Below is a listing. Gather each line of it that contains "title".

* * * *

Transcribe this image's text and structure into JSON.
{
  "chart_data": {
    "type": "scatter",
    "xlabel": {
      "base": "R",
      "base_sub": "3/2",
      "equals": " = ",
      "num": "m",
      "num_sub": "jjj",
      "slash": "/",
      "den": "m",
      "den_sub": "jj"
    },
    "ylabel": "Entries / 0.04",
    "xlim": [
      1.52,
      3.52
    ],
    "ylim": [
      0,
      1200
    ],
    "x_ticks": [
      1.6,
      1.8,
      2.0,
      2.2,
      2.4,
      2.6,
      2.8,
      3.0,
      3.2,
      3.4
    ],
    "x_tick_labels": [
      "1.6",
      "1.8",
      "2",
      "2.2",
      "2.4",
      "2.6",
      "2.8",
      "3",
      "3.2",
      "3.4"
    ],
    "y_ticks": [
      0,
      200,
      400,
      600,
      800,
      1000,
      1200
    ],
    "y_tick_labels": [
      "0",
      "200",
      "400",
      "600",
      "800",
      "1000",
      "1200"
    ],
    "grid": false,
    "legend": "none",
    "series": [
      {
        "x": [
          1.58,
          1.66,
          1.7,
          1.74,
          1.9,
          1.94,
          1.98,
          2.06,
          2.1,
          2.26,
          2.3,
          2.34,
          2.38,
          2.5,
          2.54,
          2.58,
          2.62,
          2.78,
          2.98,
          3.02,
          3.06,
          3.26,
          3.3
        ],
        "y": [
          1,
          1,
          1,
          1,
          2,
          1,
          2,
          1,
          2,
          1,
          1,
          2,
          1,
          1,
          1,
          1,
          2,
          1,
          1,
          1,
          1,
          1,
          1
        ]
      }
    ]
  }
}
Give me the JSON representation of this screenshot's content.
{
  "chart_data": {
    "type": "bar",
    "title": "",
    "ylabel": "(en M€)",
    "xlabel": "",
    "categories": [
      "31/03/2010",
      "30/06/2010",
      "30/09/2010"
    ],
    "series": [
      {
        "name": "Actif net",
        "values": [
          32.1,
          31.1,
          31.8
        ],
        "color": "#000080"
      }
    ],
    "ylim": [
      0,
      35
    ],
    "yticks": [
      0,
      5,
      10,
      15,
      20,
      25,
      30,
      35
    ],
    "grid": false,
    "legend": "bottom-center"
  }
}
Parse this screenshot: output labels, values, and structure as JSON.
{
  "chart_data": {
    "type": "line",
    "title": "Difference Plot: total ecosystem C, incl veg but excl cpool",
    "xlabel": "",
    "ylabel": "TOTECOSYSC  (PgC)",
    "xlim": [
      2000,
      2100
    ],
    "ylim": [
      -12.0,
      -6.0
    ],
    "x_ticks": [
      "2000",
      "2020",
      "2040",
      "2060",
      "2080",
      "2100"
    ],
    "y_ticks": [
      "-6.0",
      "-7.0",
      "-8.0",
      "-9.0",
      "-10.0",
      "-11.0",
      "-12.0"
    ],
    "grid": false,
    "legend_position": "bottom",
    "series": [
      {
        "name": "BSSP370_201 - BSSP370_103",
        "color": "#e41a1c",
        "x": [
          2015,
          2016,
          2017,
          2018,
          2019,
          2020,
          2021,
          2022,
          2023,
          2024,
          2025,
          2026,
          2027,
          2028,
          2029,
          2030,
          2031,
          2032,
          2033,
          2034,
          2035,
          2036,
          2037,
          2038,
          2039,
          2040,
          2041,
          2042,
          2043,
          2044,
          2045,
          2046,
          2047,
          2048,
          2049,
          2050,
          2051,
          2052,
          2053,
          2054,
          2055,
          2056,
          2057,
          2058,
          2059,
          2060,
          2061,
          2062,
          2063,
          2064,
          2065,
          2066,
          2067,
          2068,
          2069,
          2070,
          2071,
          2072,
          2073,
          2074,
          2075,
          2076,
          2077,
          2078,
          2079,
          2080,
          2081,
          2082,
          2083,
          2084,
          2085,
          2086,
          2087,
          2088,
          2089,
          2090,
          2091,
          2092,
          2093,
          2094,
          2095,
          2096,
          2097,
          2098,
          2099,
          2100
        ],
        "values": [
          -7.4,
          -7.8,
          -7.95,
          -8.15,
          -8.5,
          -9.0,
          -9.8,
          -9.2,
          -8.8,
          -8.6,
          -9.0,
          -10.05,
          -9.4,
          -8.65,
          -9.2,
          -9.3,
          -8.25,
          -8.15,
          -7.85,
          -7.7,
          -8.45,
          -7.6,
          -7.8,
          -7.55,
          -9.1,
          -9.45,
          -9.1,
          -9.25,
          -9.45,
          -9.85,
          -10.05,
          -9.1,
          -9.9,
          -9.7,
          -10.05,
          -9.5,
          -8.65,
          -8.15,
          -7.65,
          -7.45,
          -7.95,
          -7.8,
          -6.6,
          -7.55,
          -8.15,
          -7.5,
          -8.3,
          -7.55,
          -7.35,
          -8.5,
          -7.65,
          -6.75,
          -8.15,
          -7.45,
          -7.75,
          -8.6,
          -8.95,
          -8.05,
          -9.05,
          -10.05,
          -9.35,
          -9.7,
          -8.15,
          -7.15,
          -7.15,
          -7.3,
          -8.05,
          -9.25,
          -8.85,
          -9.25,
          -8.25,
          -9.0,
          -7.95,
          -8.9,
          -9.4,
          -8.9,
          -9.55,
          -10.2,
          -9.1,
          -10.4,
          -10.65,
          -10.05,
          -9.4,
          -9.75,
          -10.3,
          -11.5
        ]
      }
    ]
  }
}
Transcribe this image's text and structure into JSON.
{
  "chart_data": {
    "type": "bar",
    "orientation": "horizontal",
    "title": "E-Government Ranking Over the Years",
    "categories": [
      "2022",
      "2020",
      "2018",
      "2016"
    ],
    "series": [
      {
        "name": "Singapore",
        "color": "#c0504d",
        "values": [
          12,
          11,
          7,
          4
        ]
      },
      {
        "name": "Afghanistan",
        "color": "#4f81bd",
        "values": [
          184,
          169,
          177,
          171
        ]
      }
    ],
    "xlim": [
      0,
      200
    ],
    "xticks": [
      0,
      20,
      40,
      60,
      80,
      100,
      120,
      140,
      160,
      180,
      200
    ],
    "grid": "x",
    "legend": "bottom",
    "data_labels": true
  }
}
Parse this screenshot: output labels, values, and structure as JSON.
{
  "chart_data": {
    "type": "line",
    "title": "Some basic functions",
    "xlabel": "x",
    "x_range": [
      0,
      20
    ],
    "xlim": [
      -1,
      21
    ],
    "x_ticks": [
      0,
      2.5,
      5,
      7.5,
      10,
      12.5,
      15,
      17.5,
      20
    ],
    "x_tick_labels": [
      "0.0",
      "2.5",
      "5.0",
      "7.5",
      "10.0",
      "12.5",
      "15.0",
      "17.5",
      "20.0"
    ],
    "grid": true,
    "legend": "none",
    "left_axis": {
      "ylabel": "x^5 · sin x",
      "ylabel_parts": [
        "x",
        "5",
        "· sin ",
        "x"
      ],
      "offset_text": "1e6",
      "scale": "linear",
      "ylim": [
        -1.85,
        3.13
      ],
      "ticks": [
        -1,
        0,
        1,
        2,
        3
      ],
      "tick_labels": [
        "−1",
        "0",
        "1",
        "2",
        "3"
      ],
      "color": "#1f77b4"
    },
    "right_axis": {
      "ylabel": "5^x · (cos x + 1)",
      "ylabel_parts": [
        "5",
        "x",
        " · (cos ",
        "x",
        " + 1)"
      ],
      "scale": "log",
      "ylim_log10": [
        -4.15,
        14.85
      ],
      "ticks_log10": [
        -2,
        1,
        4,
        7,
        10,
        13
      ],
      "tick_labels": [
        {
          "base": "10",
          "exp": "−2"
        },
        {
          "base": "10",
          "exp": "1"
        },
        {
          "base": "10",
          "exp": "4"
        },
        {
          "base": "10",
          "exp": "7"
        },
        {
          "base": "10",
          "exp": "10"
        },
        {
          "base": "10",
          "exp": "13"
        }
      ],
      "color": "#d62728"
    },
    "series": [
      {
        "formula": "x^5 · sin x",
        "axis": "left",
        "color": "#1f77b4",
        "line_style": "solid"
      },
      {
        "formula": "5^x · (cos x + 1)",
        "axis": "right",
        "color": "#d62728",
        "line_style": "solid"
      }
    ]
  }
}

* * * *

*Result for this task*
    "title": "",
    "title": "Difference Plot: total ecosystem C, incl veg but excl cpool",
    "title": "E-Government Ranking Over the Years",
    "title": "Some basic functions",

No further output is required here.